**GIVEN PROBLEM:** Copy all entries without alteration and skip the pictures they hold.

____ RECORDS PROVIDED

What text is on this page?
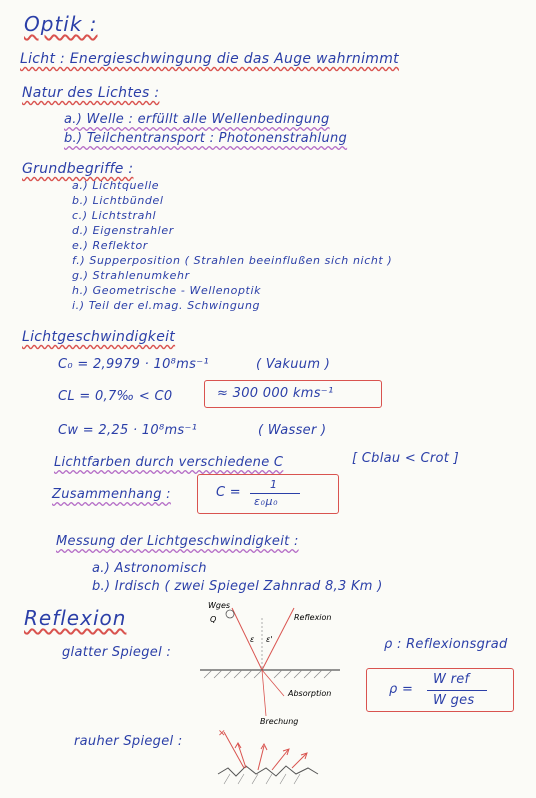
Optik :
Licht : Energieschwingung die das Auge wahrnimmt
Natur des Lichtes :
a.) Welle : erfüllt alle Wellenbedingung
b.) Teilchentransport : Photonenstrahlung
Grundbegriffe :
a.) Lichtquelle
b.) Lichtbündel
c.) Lichtstrahl
d.) Eigenstrahler
e.) Reflektor
f.) Supperposition ( Strahlen beeinflußen sich nicht )
g.) Strahlenumkehr
h.) Geometrische - Wellenoptik
i.) Teil der el.mag. Schwingung
Lichtgeschwindigkeit
C₀ = 2,9979 · 10⁸ms⁻¹	( Vakuum )
CL = 0,7‰ < C0	≈ 300 000 kms⁻¹
Cw = 2,25 · 10⁸ms⁻¹	( Wasser )
Lichtfarben durch verschiedene C	[ Cblau < Crot ]
Zusammenhang :	C =
1
ε₀μ₀
Messung der Lichtgeschwindigkeit :
a.) Astronomisch
b.) Irdisch ( zwei Spiegel Zahnrad 8,3 Km )
Reflexion
glatter Spiegel :
ρ : Reflexionsgrad
ρ =
W ref
W ges
rauher Spiegel :
Wges
Q
ε ε'
Reflexion
Absorption
Brechung
✕
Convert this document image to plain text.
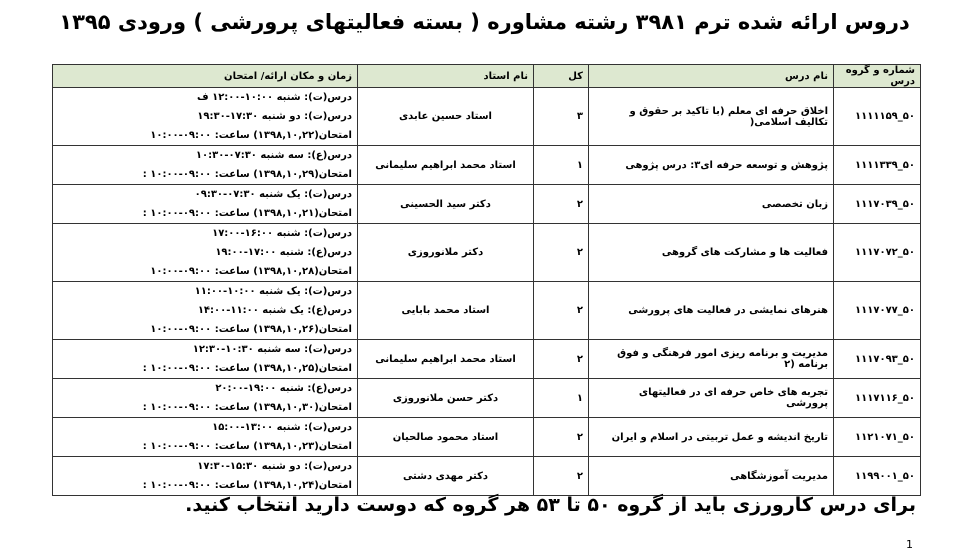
دروس ارائه شده ترم ۳۹۸۱ رشته مشاوره ( بسته فعالیتهای پرورشی ) ورودی ۱۳۹۵
شماره و گروه درس	نام درس	کل	نام استاد	زمان و مکان ارائه/ امتحان
۵۰_۱۱۱۱۱۵۹	اخلاق حرفه ای معلم (با تاکید بر حقوق و تکالیف اسلامی(	۳	استاد حسین عابدی	درس(ت): شنبه ۱۰:۰۰-۱۲:۰۰ ف
درس(ت): دو شنبه ۱۷:۳۰-۱۹:۳۰
امتحان(۱۳۹۸,۱۰,۲۲) ساعت: ۰۹:۰۰-۱۰:۰۰

۵۰_۱۱۱۱۳۳۹	پژوهش و توسعه حرفه ای۳: درس پژوهی	۱	استاد محمد ابراهیم سلیمانی	درس(ع): سه شنبه ۰۷:۳۰-۱۰:۳۰
امتحان(۱۳۹۸,۱۰,۲۹) ساعت: ۰۹:۰۰-۱۰:۰۰ :

۵۰_۱۱۱۷۰۳۹	زبان تخصصی	۲	دکتر سید الحسینی	درس(ت): یک شنبه ۰۷:۳۰-۰۹:۳۰
امتحان(۱۳۹۸,۱۰,۲۱) ساعت: ۰۹:۰۰-۱۰:۰۰ :

۵۰_۱۱۱۷۰۷۲	فعالیت ها و مشارکت های گروهی	۲	دکتر ملانوروزی	درس(ت): شنبه ۱۶:۰۰-۱۷:۰۰
درس(ع): شنبه ۱۷:۰۰-۱۹:۰۰
امتحان(۱۳۹۸,۱۰,۲۸) ساعت: ۰۹:۰۰-۱۰:۰۰

۵۰_۱۱۱۷۰۷۷	هنرهای نمایشی در فعالیت های پرورشی	۲	استاد محمد بابایی	درس(ت): یک شنبه ۱۰:۰۰-۱۱:۰۰
درس(ع): یک شنبه ۱۱:۰۰-۱۴:۰۰
امتحان(۱۳۹۸,۱۰,۲۶) ساعت: ۰۹:۰۰-۱۰:۰۰

۵۰_۱۱۱۷۰۹۳	مدیریت و برنامه ریزی امور فرهنگی و فوق برنامه (۲	۲	استاد محمد ابراهیم سلیمانی	درس(ت): سه شنبه ۱۰:۳۰-۱۲:۳۰
امتحان(۱۳۹۸,۱۰,۲۵) ساعت: ۰۹:۰۰-۱۰:۰۰ :

۵۰_۱۱۱۷۱۱۶	تجربه های خاص حرفه ای در فعالیتهای پرورشی	۱	دکتر حسن ملانوروزی	درس(ع): شنبه ۱۹:۰۰-۲۰:۰۰
امتحان(۱۳۹۸,۱۰,۳۰) ساعت: ۰۹:۰۰-۱۰:۰۰ :

۵۰_۱۱۲۱۰۷۱	تاریخ اندیشه و عمل تربیتی در اسلام و ایران	۲	استاد محمود صالحیان	درس(ت): شنبه ۱۳:۰۰-۱۵:۰۰
امتحان(۱۳۹۸,۱۰,۲۳) ساعت: ۰۹:۰۰-۱۰:۰۰ :

۵۰_۱۱۹۹۰۰۱	مدیریت آموزشگاهی	۲	دکتر مهدی دشتی	درس(ت): دو شنبه ۱۵:۳۰-۱۷:۳۰
امتحان(۱۳۹۸,۱۰,۲۴) ساعت: ۰۹:۰۰-۱۰:۰۰ :
برای درس کارورزی باید از گروه ۵۰ تا ۵۳ هر گروه که دوست دارید انتخاب کنید.
1
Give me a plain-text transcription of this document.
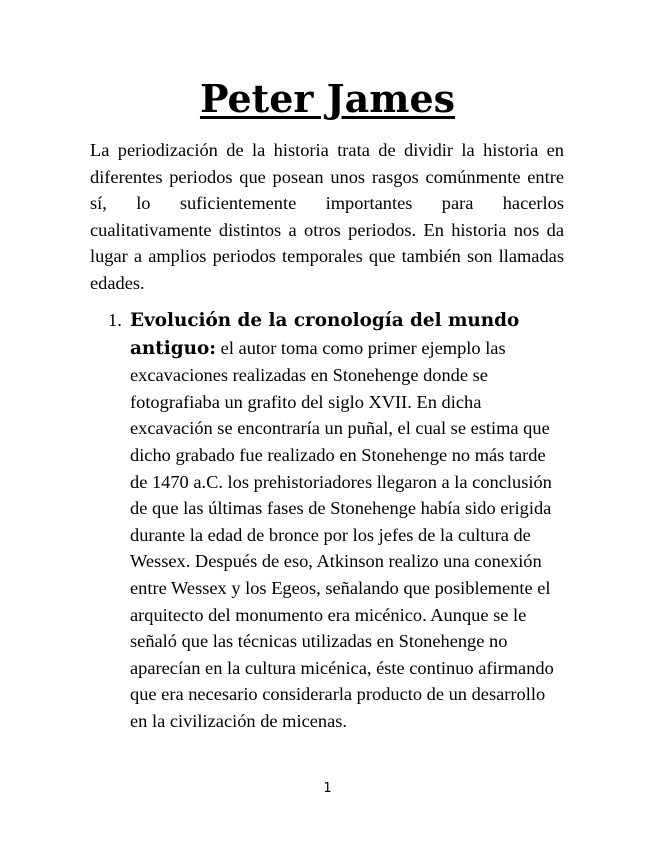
Peter James

La periodización de la historia trata de dividir la historia en diferentes periodos que posean unos rasgos comúnmente entre sí, lo suficientemente importantes para hacerlos cualitativamente distintos a otros periodos. En historia nos da lugar a amplios periodos temporales que también son llamadas edades.

1. Evolución de la cronología del mundo antiguo: el autor toma como primer ejemplo las excavaciones realizadas en Stonehenge donde se fotografiaba un grafito del siglo XVII. En dicha excavación se encontraría un puñal, el cual se estima que dicho grabado fue realizado en Stonehenge no más tarde de 1470 a.C. los prehistoriadores llegaron a la conclusión de que las últimas fases de Stonehenge había sido erigida durante la edad de bronce por los jefes de la cultura de Wessex. Después de eso, Atkinson realizo una conexión entre Wessex y los Egeos, señalando que posiblemente el arquitecto del monumento era micénico. Aunque se le señaló que las técnicas utilizadas en Stonehenge no aparecían en la cultura micénica, éste continuo afirmando que era necesario considerarla producto de un desarrollo en la civilización de micenas.

1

________

**THE SOLUTION:**
What text is on this page?
Optik :
Licht : Energieschwingung die das Auge wahrnimmt
Natur des Lichtes :
a.) Welle : erfüllt alle Wellenbedingung
b.) Teilchentransport : Photonenstrahlung
Grundbegriffe :
a.) Lichtquelle
b.) Lichtbündel
c.) Lichtstrahl
d.) Eigenstrahler
e.) Reflektor
f.) Supperposition ( Strahlen beeinflußen sich nicht )
g.) Strahlenumkehr
h.) Geometrische - Wellenoptik
i.) Teil der el.mag. Schwingung
Lichtgeschwindigkeit
C₀ = 2,9979 · 10⁸ms⁻¹	( Vakuum )
CL = 0,7‰ < C0	≈ 300 000 kms⁻¹
Cw = 2,25 · 10⁸ms⁻¹	( Wasser )
Lichtfarben durch verschiedene C	[ Cblau < Crot ]
Zusammenhang :	C =
1
ε₀μ₀
Messung der Lichtgeschwindigkeit :
a.) Astronomisch
b.) Irdisch ( zwei Spiegel Zahnrad 8,3 Km )
Reflexion
glatter Spiegel :
ρ : Reflexionsgrad
ρ =
W ref
W ges
rauher Spiegel :
Wges
Q
ε ε'
Reflexion
Absorption
Brechung
✕
Convert this document image to plain text.
دروس ارائه شده ترم ۳۹۸۱ رشته مشاوره ( بسته فعالیتهای پرورشی ) ورودی ۱۳۹۵
شماره و گروه درس	نام درس	کل	نام استاد	زمان و مکان ارائه/ امتحان
۵۰_۱۱۱۱۱۵۹	اخلاق حرفه ای معلم (با تاکید بر حقوق و تکالیف اسلامی(	۳	استاد حسین عابدی	درس(ت): شنبه ۱۰:۰۰-۱۲:۰۰ ف
درس(ت): دو شنبه ۱۷:۳۰-۱۹:۳۰
امتحان(۱۳۹۸,۱۰,۲۲) ساعت: ۰۹:۰۰-۱۰:۰۰

۵۰_۱۱۱۱۳۳۹	پژوهش و توسعه حرفه ای۳: درس پژوهی	۱	استاد محمد ابراهیم سلیمانی	درس(ع): سه شنبه ۰۷:۳۰-۱۰:۳۰
امتحان(۱۳۹۸,۱۰,۲۹) ساعت: ۰۹:۰۰-۱۰:۰۰ :

۵۰_۱۱۱۷۰۳۹	زبان تخصصی	۲	دکتر سید الحسینی	درس(ت): یک شنبه ۰۷:۳۰-۰۹:۳۰
امتحان(۱۳۹۸,۱۰,۲۱) ساعت: ۰۹:۰۰-۱۰:۰۰ :

۵۰_۱۱۱۷۰۷۲	فعالیت ها و مشارکت های گروهی	۲	دکتر ملانوروزی	درس(ت): شنبه ۱۶:۰۰-۱۷:۰۰
درس(ع): شنبه ۱۷:۰۰-۱۹:۰۰
امتحان(۱۳۹۸,۱۰,۲۸) ساعت: ۰۹:۰۰-۱۰:۰۰

۵۰_۱۱۱۷۰۷۷	هنرهای نمایشی در فعالیت های پرورشی	۲	استاد محمد بابایی	درس(ت): یک شنبه ۱۰:۰۰-۱۱:۰۰
درس(ع): یک شنبه ۱۱:۰۰-۱۴:۰۰
امتحان(۱۳۹۸,۱۰,۲۶) ساعت: ۰۹:۰۰-۱۰:۰۰

۵۰_۱۱۱۷۰۹۳	مدیریت و برنامه ریزی امور فرهنگی و فوق برنامه (۲	۲	استاد محمد ابراهیم سلیمانی	درس(ت): سه شنبه ۱۰:۳۰-۱۲:۳۰
امتحان(۱۳۹۸,۱۰,۲۵) ساعت: ۰۹:۰۰-۱۰:۰۰ :

۵۰_۱۱۱۷۱۱۶	تجربه های خاص حرفه ای در فعالیتهای پرورشی	۱	دکتر حسن ملانوروزی	درس(ع): شنبه ۱۹:۰۰-۲۰:۰۰
امتحان(۱۳۹۸,۱۰,۳۰) ساعت: ۰۹:۰۰-۱۰:۰۰ :

۵۰_۱۱۲۱۰۷۱	تاریخ اندیشه و عمل تربیتی در اسلام و ایران	۲	استاد محمود صالحیان	درس(ت): شنبه ۱۳:۰۰-۱۵:۰۰
امتحان(۱۳۹۸,۱۰,۲۳) ساعت: ۰۹:۰۰-۱۰:۰۰ :

۵۰_۱۱۹۹۰۰۱	مدیریت آموزشگاهی	۲	دکتر مهدی دشتی	درس(ت): دو شنبه ۱۵:۳۰-۱۷:۳۰
امتحان(۱۳۹۸,۱۰,۲۴) ساعت: ۰۹:۰۰-۱۰:۰۰ :
برای درس کارورزی باید از گروه ۵۰ تا ۵۳ هر گروه که دوست دارید انتخاب کنید.
1
Give me a plain-text transcription of this document.
Peter James

La periodización de la historia trata de dividir la historia en diferentes periodos que posean unos rasgos comúnmente entre sí, lo suficientemente importantes para hacerlos cualitativamente distintos a otros periodos. En historia nos da lugar a amplios periodos temporales que también son llamadas edades.

1. Evolución de la cronología del mundo antiguo: el autor toma como primer ejemplo las excavaciones realizadas en Stonehenge donde se fotografiaba un grafito del siglo XVII. En dicha excavación se encontraría un puñal, el cual se estima que dicho grabado fue realizado en Stonehenge no más tarde de 1470 a.C. los prehistoriadores llegaron a la conclusión de que las últimas fases de Stonehenge había sido erigida durante la edad de bronce por los jefes de la cultura de Wessex. Después de eso, Atkinson realizo una conexión entre Wessex y los Egeos, señalando que posiblemente el arquitecto del monumento era micénico. Aunque se le señaló que las técnicas utilizadas en Stonehenge no aparecían en la cultura micénica, éste continuo afirmando que era necesario considerarla producto de un desarrollo en la civilización de micenas.

1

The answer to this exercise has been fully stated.